─── Data lines
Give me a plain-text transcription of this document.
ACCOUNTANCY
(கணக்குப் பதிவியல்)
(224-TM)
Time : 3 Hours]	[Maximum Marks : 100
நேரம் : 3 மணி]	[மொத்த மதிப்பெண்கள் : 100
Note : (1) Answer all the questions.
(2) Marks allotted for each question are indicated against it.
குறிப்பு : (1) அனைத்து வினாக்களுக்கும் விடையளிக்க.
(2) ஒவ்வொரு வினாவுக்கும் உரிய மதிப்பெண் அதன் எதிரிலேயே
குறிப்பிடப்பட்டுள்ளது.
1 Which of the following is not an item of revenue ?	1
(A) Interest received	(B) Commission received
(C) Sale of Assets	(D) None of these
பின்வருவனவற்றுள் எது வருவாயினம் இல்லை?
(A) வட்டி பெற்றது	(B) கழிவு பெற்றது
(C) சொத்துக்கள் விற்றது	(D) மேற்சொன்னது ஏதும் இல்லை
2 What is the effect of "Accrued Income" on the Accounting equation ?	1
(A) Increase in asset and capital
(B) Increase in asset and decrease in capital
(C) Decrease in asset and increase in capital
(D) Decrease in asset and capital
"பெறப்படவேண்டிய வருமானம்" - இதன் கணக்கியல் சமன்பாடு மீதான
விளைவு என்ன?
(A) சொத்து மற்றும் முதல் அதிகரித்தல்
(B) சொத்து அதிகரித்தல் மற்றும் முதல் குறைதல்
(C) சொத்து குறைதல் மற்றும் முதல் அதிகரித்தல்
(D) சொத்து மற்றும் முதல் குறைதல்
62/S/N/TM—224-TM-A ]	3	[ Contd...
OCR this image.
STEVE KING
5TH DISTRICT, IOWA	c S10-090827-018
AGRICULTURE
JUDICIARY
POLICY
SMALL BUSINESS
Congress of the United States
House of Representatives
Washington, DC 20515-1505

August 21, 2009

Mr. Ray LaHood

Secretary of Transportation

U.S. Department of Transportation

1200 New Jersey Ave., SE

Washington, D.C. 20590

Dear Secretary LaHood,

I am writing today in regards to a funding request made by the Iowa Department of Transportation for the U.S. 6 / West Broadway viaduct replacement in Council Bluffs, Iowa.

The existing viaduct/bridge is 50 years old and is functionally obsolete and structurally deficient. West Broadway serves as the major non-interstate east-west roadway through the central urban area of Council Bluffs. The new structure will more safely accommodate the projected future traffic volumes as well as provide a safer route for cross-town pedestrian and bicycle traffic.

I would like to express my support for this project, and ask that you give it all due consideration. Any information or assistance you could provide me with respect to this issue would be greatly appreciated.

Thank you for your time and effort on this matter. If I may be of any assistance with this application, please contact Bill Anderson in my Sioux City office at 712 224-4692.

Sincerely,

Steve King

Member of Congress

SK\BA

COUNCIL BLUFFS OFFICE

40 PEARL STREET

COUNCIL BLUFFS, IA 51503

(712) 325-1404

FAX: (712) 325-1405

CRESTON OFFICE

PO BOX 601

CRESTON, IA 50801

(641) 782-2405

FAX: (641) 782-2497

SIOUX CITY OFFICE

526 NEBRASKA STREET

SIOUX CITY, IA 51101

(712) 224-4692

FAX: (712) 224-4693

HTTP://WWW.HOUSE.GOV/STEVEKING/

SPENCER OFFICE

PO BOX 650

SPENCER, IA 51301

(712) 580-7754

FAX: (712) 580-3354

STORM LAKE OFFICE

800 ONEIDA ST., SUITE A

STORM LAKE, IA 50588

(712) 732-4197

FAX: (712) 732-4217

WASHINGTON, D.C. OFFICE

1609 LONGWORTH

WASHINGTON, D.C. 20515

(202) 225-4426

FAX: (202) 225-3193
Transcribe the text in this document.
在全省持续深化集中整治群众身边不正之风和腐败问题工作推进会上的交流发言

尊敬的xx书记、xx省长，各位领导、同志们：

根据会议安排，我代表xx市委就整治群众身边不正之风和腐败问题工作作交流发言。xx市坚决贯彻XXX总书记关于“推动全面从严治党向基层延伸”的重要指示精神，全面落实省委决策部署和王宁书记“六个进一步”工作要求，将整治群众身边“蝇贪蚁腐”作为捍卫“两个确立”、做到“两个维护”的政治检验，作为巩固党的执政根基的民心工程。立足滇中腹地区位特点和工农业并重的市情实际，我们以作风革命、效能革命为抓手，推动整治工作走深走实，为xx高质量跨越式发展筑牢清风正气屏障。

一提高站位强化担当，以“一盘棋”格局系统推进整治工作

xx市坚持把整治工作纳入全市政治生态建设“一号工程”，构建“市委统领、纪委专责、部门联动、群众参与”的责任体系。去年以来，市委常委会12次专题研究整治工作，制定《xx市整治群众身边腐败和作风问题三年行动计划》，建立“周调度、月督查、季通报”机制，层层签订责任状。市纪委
──────
--- Task brief ---
Take the line with "Transcribe the text in this document." and all lines after it through the end of the records, and write them out exactly; include nothing else.

--- Result for this task ---
Transcribe the text in this document.
在全省持续深化集中整治群众身边不正之风和腐败问题工作推进会上的交流发言

尊敬的xx书记、xx省长，各位领导、同志们：

根据会议安排，我代表xx市委就整治群众身边不正之风和腐败问题工作作交流发言。xx市坚决贯彻XXX总书记关于“推动全面从严治党向基层延伸”的重要指示精神，全面落实省委决策部署和王宁书记“六个进一步”工作要求，将整治群众身边“蝇贪蚁腐”作为捍卫“两个确立”、做到“两个维护”的政治检验，作为巩固党的执政根基的民心工程。立足滇中腹地区位特点和工农业并重的市情实际，我们以作风革命、效能革命为抓手，推动整治工作走深走实，为xx高质量跨越式发展筑牢清风正气屏障。

一提高站位强化担当，以“一盘棋”格局系统推进整治工作

xx市坚持把整治工作纳入全市政治生态建设“一号工程”，构建“市委统领、纪委专责、部门联动、群众参与”的责任体系。去年以来，市委常委会12次专题研究整治工作，制定《xx市整治群众身边腐败和作风问题三年行动计划》，建立“周调度、月督查、季通报”机制，层层签订责任状。市纪委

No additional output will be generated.